Aim
Among the lines below, list those containing the string "xlabel".

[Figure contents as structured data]
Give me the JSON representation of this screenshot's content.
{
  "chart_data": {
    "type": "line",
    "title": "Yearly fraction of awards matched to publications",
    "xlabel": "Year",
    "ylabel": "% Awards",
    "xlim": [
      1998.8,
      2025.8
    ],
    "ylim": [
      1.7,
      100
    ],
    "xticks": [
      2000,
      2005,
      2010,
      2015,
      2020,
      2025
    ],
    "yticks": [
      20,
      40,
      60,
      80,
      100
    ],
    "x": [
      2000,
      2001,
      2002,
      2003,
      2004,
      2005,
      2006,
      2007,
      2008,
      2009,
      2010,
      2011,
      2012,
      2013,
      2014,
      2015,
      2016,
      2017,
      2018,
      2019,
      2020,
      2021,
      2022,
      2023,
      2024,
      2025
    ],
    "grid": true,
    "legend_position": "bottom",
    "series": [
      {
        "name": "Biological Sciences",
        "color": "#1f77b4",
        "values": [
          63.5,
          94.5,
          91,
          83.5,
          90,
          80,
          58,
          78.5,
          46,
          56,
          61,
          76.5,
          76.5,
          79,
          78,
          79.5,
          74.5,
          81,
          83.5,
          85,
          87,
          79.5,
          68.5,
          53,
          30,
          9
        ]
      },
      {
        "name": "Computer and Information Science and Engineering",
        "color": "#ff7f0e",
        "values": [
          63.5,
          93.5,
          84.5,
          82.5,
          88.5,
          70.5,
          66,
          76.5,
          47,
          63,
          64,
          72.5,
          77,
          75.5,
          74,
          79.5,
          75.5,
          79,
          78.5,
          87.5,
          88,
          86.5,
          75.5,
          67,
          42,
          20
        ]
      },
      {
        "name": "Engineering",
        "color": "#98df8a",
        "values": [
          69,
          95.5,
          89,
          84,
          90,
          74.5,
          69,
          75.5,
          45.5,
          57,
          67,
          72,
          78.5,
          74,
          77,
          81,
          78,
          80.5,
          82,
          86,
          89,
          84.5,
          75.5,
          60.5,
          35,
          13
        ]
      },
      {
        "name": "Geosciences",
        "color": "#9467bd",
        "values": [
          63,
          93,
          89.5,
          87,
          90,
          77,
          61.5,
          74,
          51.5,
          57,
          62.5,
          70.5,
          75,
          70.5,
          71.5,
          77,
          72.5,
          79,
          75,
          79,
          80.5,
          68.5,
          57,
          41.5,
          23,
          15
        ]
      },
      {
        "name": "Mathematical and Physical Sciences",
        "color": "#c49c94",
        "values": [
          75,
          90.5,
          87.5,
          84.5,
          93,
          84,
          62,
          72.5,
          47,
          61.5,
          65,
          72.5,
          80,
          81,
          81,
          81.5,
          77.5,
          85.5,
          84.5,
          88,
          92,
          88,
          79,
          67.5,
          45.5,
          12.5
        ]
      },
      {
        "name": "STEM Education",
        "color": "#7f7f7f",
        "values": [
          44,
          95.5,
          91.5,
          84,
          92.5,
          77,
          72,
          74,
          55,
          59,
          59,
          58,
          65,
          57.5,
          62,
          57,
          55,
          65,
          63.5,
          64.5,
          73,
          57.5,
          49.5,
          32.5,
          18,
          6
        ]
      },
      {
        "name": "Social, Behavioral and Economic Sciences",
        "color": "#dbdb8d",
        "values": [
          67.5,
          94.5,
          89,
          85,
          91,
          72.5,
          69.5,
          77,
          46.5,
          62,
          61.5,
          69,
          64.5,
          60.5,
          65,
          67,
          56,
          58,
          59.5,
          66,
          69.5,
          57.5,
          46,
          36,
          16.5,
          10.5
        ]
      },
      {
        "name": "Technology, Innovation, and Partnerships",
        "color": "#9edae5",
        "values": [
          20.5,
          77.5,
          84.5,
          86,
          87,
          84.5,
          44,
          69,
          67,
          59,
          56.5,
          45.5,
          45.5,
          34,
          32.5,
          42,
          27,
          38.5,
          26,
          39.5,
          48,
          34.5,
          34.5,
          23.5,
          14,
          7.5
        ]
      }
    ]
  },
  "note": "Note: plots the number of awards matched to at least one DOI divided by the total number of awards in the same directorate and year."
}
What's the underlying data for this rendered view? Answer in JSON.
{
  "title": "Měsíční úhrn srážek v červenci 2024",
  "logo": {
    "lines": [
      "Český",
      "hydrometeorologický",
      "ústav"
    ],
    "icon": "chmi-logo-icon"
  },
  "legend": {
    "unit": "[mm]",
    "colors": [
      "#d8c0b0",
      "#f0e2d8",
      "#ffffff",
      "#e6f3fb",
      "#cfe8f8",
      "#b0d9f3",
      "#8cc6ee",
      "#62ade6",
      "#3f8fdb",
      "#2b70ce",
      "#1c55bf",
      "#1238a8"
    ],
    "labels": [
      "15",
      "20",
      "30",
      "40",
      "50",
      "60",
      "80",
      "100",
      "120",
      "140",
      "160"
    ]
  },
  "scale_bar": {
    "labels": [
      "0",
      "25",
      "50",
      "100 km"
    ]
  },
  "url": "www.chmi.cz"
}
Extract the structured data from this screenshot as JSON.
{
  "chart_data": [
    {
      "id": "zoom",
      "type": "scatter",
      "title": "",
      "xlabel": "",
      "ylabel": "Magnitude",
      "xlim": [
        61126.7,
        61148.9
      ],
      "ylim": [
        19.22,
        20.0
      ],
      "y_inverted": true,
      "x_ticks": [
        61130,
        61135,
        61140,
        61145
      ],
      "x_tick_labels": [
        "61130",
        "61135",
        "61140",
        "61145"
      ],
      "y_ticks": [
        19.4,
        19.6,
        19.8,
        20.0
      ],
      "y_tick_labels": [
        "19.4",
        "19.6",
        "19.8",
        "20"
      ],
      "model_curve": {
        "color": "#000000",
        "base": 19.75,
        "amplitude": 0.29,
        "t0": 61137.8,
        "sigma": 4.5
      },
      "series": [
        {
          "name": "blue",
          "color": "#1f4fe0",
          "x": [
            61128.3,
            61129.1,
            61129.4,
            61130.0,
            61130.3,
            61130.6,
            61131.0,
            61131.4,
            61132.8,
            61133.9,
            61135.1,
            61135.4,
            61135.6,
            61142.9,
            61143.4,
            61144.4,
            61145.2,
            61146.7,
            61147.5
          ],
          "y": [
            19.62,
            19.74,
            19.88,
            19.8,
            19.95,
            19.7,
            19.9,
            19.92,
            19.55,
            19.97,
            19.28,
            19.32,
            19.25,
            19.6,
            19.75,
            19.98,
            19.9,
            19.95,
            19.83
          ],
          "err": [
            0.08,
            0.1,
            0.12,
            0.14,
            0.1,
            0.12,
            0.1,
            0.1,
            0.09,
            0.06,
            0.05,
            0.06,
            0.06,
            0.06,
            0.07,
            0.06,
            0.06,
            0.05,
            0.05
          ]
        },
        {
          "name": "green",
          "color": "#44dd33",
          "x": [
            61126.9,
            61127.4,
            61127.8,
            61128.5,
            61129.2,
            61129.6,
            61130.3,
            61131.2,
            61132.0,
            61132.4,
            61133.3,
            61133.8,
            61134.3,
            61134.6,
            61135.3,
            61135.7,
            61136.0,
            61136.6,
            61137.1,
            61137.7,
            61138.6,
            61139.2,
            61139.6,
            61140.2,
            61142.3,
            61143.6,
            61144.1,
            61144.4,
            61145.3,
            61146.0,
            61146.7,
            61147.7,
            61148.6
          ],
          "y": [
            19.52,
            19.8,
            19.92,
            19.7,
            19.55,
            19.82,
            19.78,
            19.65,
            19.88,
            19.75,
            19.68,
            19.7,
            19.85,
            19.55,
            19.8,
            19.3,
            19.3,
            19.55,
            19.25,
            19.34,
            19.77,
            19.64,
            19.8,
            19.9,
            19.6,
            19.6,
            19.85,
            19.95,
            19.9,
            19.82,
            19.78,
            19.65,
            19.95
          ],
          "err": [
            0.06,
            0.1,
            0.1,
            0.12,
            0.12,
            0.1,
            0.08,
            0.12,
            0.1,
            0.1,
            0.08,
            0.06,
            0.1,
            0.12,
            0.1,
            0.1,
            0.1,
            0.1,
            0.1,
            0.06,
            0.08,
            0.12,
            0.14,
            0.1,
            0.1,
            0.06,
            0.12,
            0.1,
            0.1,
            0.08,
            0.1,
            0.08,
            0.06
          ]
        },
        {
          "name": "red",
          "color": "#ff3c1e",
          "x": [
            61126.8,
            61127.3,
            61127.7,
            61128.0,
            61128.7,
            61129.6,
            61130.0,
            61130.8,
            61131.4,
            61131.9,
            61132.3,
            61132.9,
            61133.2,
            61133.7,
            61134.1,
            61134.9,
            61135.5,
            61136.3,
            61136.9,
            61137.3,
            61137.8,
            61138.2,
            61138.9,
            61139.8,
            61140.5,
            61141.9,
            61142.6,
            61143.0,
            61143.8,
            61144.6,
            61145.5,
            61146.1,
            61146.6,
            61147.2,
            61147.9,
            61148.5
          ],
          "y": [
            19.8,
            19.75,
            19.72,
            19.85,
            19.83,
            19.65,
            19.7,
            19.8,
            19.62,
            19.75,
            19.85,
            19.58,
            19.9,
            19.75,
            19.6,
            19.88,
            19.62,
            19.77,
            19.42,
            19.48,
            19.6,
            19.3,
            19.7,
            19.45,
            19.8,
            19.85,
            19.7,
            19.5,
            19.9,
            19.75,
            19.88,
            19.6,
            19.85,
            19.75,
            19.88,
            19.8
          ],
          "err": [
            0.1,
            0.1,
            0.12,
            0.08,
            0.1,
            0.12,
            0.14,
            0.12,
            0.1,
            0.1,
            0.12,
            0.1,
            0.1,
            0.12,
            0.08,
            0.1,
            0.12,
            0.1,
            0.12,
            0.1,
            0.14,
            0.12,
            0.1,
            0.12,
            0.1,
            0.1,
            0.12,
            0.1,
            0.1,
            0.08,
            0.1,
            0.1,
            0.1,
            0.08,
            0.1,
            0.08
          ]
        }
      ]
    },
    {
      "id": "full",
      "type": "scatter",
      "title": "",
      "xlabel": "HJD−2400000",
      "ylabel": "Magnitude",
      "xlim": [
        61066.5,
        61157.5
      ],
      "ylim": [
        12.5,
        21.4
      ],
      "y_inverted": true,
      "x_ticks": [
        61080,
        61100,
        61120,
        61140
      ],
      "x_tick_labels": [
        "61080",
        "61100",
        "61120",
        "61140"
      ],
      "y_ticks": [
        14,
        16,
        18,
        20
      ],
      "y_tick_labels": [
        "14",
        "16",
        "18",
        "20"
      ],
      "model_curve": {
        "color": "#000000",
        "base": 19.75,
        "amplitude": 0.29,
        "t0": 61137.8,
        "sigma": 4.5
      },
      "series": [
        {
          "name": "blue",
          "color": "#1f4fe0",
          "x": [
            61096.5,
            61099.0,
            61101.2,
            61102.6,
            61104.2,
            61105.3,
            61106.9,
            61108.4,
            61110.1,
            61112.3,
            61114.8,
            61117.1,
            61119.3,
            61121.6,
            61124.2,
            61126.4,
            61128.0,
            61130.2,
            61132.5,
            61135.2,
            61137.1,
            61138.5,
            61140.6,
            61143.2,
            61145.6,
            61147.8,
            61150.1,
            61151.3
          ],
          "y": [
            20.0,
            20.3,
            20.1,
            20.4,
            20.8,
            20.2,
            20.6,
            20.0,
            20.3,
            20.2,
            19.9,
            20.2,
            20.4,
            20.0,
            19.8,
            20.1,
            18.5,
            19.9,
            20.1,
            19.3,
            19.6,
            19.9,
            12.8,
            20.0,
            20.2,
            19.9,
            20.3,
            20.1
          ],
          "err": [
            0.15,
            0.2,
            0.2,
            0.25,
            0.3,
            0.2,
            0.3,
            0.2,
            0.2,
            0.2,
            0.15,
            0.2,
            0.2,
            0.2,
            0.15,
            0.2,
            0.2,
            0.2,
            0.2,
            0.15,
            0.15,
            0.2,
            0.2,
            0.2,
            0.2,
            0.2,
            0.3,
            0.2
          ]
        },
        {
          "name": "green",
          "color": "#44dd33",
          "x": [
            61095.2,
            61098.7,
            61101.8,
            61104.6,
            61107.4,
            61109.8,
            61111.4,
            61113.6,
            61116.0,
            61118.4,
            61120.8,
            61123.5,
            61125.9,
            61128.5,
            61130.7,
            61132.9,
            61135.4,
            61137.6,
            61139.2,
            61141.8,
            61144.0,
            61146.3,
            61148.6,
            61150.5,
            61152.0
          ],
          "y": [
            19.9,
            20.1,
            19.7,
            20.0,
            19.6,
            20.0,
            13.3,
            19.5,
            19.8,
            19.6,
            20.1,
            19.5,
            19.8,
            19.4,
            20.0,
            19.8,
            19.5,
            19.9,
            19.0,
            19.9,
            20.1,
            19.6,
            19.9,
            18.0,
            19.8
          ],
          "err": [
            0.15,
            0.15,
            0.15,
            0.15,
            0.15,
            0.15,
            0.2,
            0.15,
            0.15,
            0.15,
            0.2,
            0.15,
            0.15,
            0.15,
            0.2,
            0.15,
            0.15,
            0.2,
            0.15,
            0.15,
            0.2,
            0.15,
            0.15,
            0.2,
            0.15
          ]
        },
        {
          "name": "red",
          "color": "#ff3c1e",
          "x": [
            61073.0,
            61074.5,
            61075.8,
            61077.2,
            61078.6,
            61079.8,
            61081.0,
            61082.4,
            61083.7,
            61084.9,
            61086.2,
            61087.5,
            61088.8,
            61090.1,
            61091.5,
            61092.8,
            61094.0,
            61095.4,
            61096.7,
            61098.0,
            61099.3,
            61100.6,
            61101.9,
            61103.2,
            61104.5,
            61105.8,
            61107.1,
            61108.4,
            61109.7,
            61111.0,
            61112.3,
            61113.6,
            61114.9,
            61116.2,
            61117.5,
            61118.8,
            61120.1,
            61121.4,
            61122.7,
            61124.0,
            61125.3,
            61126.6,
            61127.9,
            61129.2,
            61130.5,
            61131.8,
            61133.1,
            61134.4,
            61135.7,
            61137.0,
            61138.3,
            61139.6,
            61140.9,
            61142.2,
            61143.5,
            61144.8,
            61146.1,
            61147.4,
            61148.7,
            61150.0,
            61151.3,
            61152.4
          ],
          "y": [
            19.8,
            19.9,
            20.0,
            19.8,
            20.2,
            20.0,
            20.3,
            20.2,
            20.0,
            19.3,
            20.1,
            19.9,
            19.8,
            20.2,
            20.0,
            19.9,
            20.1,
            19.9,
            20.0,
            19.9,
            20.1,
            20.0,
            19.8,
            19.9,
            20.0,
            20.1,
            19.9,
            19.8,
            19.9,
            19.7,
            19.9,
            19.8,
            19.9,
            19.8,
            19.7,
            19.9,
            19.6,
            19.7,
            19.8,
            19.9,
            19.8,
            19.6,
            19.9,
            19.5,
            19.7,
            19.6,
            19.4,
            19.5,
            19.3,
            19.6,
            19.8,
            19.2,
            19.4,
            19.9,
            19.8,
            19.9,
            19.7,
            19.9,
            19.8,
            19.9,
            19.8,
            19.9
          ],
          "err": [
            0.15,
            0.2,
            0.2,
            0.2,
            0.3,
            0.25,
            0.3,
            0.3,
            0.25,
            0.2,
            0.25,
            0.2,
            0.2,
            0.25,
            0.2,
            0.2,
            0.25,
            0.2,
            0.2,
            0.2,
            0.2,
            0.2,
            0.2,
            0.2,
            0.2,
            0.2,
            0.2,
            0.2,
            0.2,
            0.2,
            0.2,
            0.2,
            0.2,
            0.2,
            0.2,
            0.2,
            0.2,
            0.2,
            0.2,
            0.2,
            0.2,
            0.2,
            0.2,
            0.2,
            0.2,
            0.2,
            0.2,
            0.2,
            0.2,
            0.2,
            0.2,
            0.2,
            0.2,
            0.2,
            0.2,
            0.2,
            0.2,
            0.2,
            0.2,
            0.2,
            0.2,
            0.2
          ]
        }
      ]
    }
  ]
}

Result for this task
    "xlabel": "Year",
      "xlabel": "",
      "xlabel": "HJD−2400000",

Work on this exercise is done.